ATIVIDADE
No texto sobre diferencial de seleção em genótipos de linho, qual é o valor padrão do argumento si na função gdi?

02: Diferencial de seleção direto e indireto visando seleção de genótipos de linho

1 Pacotes

library(rio)
library(tidyverse)
library(metan)

gdi <- function(dfrc,
                gen,
                vars =  NULL,
                si = 0.2,
                ideotype = NULL){
  
  if(missing(vars)){
    gen <-  dfrc |> select({{gen}})
    vars <- dfrc |> select_numeric_cols()
    dfrc <- bind_cols(gen, vars)
  } else{
    gen <-  dfrc |> select({{gen}})
    vars <- dfrc |> select({{vars}})
    dfrc <- bind_cols(gen, vars)
  }
  
  mger <- dfrc |> mean_by()
  dfrc_num <- dfrc |> select_numeric_cols()
  nvars <- ncol(dfrc_num)
  ngen <- nrow(dfrc_num)
  
  varn <- colnames(dfrc_num)
  
  ifelse(is.null(ideotype), 
         ideotype <- rep("h", nvars),
         ideotype <- ideotype)
  
  results <- data.frame(matrix(NA, nvars, nvars))
  results_perc <- data.frame(matrix(NA, nvars, nvars))
  ngensel <- ceiling(ngen * si)
  selgen <- list()
  
  # selecao direta e indireta
  for (i  in 1:nvars){
    if(ideotype[i] == "h"){
      msel <- 
        dfrc |> 
        slice_max(dfrc_num[, i], n = ngensel)
      
      selgen[[i]] <- msel |> pull(1)
      msel <- msel |>  mean_by()
      results[i, ] <- msel - mger
      results_perc[i, ] <- (msel - mger) / mger * 100
    } else{
      msel <- 
        dfrc |> 
        slice_min(dfrc_num[, i], n = ngensel) |> 
        mean_by()
      
      selgen[[i]] <- msel |> pull(1)

TRECHOS DOS ITENS
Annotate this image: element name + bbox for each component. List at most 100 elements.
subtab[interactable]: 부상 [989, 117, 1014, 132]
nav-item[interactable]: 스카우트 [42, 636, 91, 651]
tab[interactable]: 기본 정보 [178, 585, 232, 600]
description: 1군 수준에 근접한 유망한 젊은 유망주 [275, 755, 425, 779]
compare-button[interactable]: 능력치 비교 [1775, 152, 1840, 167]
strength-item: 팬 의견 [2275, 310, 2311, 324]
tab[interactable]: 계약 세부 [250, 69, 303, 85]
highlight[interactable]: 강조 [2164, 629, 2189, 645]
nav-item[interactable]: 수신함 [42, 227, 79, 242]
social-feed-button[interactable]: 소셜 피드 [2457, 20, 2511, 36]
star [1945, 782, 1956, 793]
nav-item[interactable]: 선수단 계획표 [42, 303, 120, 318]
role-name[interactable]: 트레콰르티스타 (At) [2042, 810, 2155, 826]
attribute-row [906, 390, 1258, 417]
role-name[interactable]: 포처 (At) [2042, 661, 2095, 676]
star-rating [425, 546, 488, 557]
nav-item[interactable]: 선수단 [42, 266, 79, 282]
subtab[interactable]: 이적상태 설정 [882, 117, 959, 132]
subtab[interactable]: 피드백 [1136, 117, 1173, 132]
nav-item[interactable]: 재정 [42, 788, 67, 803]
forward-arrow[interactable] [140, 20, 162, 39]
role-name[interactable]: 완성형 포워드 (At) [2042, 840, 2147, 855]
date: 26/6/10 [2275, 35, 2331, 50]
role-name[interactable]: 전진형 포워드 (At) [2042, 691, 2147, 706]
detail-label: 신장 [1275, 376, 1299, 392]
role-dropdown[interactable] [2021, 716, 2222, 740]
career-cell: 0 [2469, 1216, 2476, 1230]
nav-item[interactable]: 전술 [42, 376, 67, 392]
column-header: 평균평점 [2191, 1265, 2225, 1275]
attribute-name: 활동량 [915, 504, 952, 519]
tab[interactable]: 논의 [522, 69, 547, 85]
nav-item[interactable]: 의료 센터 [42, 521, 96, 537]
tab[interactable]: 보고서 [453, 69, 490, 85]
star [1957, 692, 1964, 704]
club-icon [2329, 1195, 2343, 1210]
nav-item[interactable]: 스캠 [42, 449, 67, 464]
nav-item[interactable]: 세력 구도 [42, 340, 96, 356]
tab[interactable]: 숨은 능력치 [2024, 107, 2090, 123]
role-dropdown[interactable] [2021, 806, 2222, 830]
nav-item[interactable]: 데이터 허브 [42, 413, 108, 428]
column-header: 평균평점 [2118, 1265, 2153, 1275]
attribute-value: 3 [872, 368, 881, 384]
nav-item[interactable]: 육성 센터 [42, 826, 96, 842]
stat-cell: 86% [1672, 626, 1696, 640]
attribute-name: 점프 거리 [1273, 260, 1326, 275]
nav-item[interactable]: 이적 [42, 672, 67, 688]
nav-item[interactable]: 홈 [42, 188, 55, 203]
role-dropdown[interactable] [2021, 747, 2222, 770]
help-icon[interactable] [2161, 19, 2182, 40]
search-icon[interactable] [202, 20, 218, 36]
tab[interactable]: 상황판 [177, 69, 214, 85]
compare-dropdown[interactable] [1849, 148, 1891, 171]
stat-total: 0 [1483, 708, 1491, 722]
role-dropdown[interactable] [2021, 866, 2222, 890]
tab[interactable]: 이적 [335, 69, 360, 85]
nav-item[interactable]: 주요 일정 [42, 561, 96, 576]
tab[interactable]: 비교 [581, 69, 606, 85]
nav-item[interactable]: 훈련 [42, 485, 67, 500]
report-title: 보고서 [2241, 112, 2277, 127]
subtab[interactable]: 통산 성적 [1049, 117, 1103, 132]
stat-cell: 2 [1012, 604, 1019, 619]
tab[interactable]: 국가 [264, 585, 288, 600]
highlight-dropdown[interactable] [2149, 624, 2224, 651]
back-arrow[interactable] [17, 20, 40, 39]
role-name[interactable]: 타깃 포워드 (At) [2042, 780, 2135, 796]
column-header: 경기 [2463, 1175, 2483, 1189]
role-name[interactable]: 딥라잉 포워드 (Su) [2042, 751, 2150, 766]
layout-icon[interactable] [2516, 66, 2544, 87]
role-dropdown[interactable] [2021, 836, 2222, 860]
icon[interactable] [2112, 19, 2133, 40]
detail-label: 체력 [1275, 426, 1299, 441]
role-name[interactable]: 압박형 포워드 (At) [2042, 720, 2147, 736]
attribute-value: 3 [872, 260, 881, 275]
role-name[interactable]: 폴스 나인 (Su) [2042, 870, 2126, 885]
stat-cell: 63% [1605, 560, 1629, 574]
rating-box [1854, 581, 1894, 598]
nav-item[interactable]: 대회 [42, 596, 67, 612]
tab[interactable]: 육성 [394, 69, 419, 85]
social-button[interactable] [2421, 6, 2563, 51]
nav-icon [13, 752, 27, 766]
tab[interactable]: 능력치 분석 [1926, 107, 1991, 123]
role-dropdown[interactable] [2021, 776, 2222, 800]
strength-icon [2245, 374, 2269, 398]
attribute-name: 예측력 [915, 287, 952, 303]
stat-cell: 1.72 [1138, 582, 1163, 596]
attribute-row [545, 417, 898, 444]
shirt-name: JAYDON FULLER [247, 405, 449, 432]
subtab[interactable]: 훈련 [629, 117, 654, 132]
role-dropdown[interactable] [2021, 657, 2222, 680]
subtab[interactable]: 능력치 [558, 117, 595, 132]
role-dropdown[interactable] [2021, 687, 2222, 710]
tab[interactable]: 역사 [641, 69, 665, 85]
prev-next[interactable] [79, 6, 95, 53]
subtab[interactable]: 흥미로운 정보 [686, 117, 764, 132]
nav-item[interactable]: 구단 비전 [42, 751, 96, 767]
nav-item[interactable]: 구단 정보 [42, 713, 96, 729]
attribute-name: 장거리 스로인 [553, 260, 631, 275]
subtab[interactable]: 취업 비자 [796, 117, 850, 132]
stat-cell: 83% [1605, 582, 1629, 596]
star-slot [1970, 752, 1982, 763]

RESPOSTA DA ATIVIDADE
0.2